Problem description = Format each line of the material below as a numbered list, leaving out any blank lines.
------------
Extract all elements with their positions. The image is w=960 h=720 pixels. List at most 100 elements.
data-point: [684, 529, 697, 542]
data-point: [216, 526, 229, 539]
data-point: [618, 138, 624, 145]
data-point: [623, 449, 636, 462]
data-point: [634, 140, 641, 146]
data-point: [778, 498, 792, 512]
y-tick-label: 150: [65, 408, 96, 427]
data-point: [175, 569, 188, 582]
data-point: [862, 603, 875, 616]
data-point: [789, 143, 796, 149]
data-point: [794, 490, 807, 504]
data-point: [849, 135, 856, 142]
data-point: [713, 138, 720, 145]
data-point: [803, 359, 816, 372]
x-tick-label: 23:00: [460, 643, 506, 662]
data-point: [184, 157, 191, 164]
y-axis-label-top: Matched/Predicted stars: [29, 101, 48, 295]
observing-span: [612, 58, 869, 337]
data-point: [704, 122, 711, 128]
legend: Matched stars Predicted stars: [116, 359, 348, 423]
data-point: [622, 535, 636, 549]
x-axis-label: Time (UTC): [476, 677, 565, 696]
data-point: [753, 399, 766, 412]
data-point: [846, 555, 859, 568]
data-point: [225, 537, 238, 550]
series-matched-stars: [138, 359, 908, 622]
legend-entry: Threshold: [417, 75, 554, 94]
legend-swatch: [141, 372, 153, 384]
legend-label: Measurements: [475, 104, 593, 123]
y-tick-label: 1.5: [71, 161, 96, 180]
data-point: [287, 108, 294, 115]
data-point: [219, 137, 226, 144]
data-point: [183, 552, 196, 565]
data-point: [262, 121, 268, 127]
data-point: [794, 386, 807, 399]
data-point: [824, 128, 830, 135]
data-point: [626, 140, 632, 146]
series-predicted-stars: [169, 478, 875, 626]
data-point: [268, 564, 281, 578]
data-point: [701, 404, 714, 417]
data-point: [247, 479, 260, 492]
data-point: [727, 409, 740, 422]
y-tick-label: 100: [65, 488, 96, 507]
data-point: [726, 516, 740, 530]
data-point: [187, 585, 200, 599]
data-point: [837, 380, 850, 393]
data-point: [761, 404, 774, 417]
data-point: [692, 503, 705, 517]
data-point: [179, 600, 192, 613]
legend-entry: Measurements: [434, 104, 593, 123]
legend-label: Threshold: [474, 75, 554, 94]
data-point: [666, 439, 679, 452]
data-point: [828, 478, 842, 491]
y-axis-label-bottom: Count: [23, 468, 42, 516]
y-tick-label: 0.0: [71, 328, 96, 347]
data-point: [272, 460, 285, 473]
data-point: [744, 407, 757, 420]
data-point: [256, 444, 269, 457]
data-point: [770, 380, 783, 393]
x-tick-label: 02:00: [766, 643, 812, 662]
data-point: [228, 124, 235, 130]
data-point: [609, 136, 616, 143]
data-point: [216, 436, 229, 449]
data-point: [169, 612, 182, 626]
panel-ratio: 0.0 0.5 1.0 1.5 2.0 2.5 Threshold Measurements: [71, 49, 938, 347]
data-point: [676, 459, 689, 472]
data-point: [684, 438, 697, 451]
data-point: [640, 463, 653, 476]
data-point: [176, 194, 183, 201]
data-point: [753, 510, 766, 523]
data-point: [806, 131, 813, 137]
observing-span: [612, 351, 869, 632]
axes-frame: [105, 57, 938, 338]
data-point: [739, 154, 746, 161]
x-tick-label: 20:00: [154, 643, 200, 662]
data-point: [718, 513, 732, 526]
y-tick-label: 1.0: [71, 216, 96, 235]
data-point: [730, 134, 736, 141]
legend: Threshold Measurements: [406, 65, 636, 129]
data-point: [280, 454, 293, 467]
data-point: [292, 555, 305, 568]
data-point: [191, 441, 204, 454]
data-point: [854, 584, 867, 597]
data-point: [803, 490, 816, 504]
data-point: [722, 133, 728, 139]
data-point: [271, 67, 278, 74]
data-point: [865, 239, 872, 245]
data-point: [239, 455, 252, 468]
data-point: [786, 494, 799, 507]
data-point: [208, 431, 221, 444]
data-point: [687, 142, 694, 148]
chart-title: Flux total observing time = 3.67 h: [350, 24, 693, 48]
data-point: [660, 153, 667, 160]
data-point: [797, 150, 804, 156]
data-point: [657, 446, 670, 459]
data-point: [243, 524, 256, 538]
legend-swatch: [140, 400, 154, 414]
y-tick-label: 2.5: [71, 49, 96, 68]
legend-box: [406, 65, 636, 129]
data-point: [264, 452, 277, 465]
------------
Full solution =
1. Extract all elements with their positions. The image is w=960 h=720 pixels. List at most 100 elements.
2. data-point: [684, 529, 697, 542]
3. data-point: [216, 526, 229, 539]
4. data-point: [618, 138, 624, 145]
5. data-point: [623, 449, 636, 462]
6. data-point: [634, 140, 641, 146]
7. data-point: [778, 498, 792, 512]
8. y-tick-label: 150: [65, 408, 96, 427]
9. data-point: [175, 569, 188, 582]
10. data-point: [862, 603, 875, 616]
11. data-point: [789, 143, 796, 149]
12. data-point: [794, 490, 807, 504]
13. data-point: [849, 135, 856, 142]
14. data-point: [713, 138, 720, 145]
15. data-point: [803, 359, 816, 372]
16. x-tick-label: 23:00: [460, 643, 506, 662]
17. data-point: [184, 157, 191, 164]
18. y-axis-label-top: Matched/Predicted stars: [29, 101, 48, 295]
19. observing-span: [612, 58, 869, 337]
20. data-point: [704, 122, 711, 128]
21. legend: Matched stars Predicted stars: [116, 359, 348, 423]
22. data-point: [622, 535, 636, 549]
23. x-axis-label: Time (UTC): [476, 677, 565, 696]
24. data-point: [753, 399, 766, 412]
25. data-point: [846, 555, 859, 568]
26. data-point: [225, 537, 238, 550]
27. series-matched-stars: [138, 359, 908, 622]
28. legend-entry: Threshold: [417, 75, 554, 94]
29. legend-swatch: [141, 372, 153, 384]
30. legend-label: Measurements: [475, 104, 593, 123]
31. y-tick-label: 1.5: [71, 161, 96, 180]
32. data-point: [287, 108, 294, 115]
33. data-point: [219, 137, 226, 144]
34. data-point: [183, 552, 196, 565]
35. data-point: [262, 121, 268, 127]
36. data-point: [794, 386, 807, 399]
37. data-point: [824, 128, 830, 135]
38. data-point: [626, 140, 632, 146]
39. series-predicted-stars: [169, 478, 875, 626]
40. data-point: [268, 564, 281, 578]
41. data-point: [701, 404, 714, 417]
42. data-point: [247, 479, 260, 492]
43. data-point: [727, 409, 740, 422]
44. y-tick-label: 100: [65, 488, 96, 507]
45. data-point: [726, 516, 740, 530]
46. data-point: [187, 585, 200, 599]
47. data-point: [837, 380, 850, 393]
48. data-point: [761, 404, 774, 417]
49. data-point: [692, 503, 705, 517]
50. data-point: [179, 600, 192, 613]
51. legend-entry: Measurements: [434, 104, 593, 123]
52. legend-label: Threshold: [474, 75, 554, 94]
53. data-point: [666, 439, 679, 452]
54. data-point: [828, 478, 842, 491]
55. y-axis-label-bottom: Count: [23, 468, 42, 516]
56. y-tick-label: 0.0: [71, 328, 96, 347]
57. data-point: [272, 460, 285, 473]
58. data-point: [744, 407, 757, 420]
59. data-point: [256, 444, 269, 457]
60. data-point: [770, 380, 783, 393]
61. x-tick-label: 02:00: [766, 643, 812, 662]
62. data-point: [228, 124, 235, 130]
63. data-point: [609, 136, 616, 143]
64. data-point: [216, 436, 229, 449]
65. data-point: [169, 612, 182, 626]
66. panel-ratio: 0.0 0.5 1.0 1.5 2.0 2.5 Threshold Measurements: [71, 49, 938, 347]
67. data-point: [676, 459, 689, 472]
68. data-point: [684, 438, 697, 451]
69. data-point: [640, 463, 653, 476]
70. data-point: [176, 194, 183, 201]
71. data-point: [753, 510, 766, 523]
72. data-point: [806, 131, 813, 137]
73. observing-span: [612, 351, 869, 632]
74. axes-frame: [105, 57, 938, 338]
75. data-point: [739, 154, 746, 161]
76. x-tick-label: 20:00: [154, 643, 200, 662]
77. data-point: [718, 513, 732, 526]
78. y-tick-label: 1.0: [71, 216, 96, 235]
79. data-point: [730, 134, 736, 141]
80. legend: Threshold Measurements: [406, 65, 636, 129]
81. data-point: [280, 454, 293, 467]
82. data-point: [292, 555, 305, 568]
83. data-point: [191, 441, 204, 454]
84. data-point: [854, 584, 867, 597]
85. data-point: [803, 490, 816, 504]
86. data-point: [722, 133, 728, 139]
87. data-point: [271, 67, 278, 74]
88. data-point: [865, 239, 872, 245]
89. data-point: [239, 455, 252, 468]
90. data-point: [786, 494, 799, 507]
91. data-point: [208, 431, 221, 444]
92. data-point: [687, 142, 694, 148]
93. chart-title: Flux total observing time = 3.67 h: [350, 24, 693, 48]
94. data-point: [660, 153, 667, 160]
95. data-point: [797, 150, 804, 156]
96. data-point: [657, 446, 670, 459]
97. data-point: [243, 524, 256, 538]
98. legend-swatch: [140, 400, 154, 414]
99. y-tick-label: 2.5: [71, 49, 96, 68]
100. legend-box: [406, 65, 636, 129]
101. data-point: [264, 452, 277, 465]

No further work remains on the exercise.